__DOCUMENT EXTRACT__:
This list looks pretty long still, but most of the things listed there happen automatically, or are at least being done locally rather than through a web interface. There’s a lot more Sit back and watch to do. I haven’t tried it out for real yet, but I think it’s going to make it faster for me to get photos out there. The less time I have to spend copying titles and descriptions around, and moving files from place to place, the more time there is for taking and processing photos.

The script also sets the colour label for files it’s dealt with, so I know they’ve been posted (or at least exported ready to), which should help me avoid the situation I’ve found myself in a few times, of not knowing if I’ve already posted something, or even posting the same photo twice.

Pigging the Pog Again

It’s probably fairly obvious at this point, but we’re experimenting with the idea of actually posting stuff here on PigPog again. Most of what I post online is photography, and I’ve been enjoying using Flickr for that. The key thing for me is that I felt like the quick feedback from other photographers, including some really good ones, was making me a better photographer. Posting here didn’t really do that for me.

I like being able to schedule posts, though, and to post more words when that feels right, and posting to our own domain feels more homely. Somewhere permanent, even if I decide I don’t like what Yahoo do to Flickr.

We can even stick ads on the pages and watch the money come pouring in.

No, not really.

But we can do what like with it. Nobody can stick an annoying bar over the top of it. Nobody can turn off the RSS feeds. WordPress is a nicely open platform, and if things went badly wrong there, content can be migrated – other blogging platforms are available.

I’m trying out MarsEdit for OS X to make posting (especially photos) a bit quicker and easier. It isn’t perfect, and it isn’t cheap, but if it makes this workable, it might be worth it.

__EXERCISE INSTRUCTIONS__:
**a)** Answer these questions from the blog post about posting photos online:
(i) Which site has the writer been enjoying for posting photography?
(ii) Which platform does the writer call "a nicely open platform"?
(iii) What software is the writer trying out to make posting quicker and easier?
**b)** Reproduce the part of the blog post about posting photos between "Pigging the Pog" and "come pouring in.", inclusive.

__SUPPLIED ENTRIES__:

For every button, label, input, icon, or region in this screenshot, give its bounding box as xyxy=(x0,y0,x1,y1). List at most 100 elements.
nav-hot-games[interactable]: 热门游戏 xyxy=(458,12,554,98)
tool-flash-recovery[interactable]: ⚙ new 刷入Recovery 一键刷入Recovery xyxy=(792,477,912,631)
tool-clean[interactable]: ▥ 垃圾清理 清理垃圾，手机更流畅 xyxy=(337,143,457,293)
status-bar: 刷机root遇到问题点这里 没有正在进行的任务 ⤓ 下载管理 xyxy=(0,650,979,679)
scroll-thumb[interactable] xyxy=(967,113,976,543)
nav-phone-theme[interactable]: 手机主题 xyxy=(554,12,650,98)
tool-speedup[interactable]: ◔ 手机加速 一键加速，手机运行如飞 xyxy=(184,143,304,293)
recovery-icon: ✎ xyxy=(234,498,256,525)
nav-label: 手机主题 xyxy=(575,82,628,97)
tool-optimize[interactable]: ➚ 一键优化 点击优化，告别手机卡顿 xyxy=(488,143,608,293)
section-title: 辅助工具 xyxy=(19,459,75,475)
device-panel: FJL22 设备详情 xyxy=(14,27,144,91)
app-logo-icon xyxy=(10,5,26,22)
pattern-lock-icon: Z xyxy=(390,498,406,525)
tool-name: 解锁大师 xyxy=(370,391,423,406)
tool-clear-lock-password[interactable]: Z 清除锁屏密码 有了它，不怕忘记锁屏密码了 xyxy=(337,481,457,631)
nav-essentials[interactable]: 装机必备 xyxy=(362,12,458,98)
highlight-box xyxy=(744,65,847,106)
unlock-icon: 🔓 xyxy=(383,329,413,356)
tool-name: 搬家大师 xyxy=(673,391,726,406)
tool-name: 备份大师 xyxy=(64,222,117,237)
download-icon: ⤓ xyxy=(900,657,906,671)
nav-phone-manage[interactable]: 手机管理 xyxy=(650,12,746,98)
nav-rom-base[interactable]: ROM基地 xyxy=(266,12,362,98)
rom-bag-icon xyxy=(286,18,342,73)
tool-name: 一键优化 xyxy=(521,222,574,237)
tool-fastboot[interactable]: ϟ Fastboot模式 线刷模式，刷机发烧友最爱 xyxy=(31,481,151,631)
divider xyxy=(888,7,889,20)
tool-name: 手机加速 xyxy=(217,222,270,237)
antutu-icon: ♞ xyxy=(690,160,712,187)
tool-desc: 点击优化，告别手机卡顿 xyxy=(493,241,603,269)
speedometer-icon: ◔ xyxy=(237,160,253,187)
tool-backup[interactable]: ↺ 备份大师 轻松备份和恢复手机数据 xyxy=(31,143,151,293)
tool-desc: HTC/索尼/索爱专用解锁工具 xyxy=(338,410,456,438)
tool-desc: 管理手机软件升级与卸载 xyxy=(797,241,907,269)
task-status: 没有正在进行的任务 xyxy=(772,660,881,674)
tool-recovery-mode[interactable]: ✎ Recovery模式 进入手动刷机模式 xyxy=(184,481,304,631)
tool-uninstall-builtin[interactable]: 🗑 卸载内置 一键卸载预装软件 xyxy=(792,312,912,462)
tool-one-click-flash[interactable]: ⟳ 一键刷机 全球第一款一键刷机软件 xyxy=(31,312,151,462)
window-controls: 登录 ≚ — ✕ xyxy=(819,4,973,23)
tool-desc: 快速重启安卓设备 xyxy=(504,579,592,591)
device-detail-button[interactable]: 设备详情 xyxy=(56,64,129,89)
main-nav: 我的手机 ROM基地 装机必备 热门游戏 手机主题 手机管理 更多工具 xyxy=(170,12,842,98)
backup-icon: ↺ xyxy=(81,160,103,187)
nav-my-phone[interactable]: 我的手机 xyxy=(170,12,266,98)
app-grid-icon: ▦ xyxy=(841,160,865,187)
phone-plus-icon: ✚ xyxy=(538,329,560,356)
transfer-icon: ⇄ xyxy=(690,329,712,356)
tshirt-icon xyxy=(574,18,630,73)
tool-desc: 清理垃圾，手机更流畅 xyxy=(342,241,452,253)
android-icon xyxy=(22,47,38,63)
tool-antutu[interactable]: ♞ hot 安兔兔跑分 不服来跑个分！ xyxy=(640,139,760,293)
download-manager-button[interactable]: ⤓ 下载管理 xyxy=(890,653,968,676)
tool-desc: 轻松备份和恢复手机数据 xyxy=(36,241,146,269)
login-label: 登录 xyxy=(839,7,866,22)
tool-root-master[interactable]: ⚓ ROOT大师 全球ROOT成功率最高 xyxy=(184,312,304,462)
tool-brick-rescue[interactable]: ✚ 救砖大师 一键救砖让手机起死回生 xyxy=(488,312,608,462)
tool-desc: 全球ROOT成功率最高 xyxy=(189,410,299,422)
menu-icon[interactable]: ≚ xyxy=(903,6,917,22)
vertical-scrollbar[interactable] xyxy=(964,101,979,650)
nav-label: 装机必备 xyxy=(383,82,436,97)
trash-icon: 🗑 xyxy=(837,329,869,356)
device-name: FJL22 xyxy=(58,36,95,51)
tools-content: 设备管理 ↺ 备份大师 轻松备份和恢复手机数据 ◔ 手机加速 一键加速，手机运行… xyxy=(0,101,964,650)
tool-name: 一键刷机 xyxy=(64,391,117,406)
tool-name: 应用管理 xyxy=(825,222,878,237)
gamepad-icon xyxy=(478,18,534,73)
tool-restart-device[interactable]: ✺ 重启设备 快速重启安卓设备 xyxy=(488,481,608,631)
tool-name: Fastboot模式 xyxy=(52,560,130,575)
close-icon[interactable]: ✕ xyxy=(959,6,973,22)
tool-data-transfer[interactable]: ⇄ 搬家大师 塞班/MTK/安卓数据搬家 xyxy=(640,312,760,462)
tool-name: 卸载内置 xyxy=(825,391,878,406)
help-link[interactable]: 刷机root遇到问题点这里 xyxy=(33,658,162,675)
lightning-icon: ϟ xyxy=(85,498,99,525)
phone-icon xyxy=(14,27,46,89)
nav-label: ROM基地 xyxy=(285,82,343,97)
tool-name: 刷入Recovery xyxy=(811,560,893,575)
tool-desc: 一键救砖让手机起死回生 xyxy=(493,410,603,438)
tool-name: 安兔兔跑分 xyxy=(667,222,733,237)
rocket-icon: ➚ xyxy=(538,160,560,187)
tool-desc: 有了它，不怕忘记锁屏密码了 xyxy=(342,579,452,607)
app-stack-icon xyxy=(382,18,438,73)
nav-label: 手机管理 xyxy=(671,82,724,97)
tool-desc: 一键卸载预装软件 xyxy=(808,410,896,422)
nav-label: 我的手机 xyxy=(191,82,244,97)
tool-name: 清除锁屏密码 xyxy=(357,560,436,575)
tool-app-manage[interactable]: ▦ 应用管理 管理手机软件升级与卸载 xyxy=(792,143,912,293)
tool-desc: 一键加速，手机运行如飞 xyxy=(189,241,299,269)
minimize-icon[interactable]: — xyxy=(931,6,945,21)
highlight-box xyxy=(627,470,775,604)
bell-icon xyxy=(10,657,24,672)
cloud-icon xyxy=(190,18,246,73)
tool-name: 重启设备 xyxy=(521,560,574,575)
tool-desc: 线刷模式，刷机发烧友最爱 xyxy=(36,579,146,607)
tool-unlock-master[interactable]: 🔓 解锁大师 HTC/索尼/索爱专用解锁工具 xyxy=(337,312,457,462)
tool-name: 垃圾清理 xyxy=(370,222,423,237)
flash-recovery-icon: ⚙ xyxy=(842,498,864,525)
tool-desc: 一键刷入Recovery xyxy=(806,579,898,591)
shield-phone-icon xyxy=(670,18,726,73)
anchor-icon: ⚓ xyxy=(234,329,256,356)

__EXERCISE ANSWERS__:
**a)**
(i) Flickr
(ii) WordPress
(iii) MarsEdit for OS X

**b)**
Pigging the Pog Again

It’s probably fairly obvious at this point, but we’re experimenting with the idea of actually posting stuff here on PigPog again. Most of what I post online is photography, and I’ve been enjoying using Flickr for that. The key thing for me is that I felt like the quick feedback from other photographers, including some really good ones, was making me a better photographer. Posting here didn’t really do that for me.

I like being able to schedule posts, though, and to post more words when that feels right, and posting to our own domain feels more homely. Somewhere permanent, even if I decide I don’t like what Yahoo do to Flickr.

We can even stick ads on the pages and watch the money come pouring in.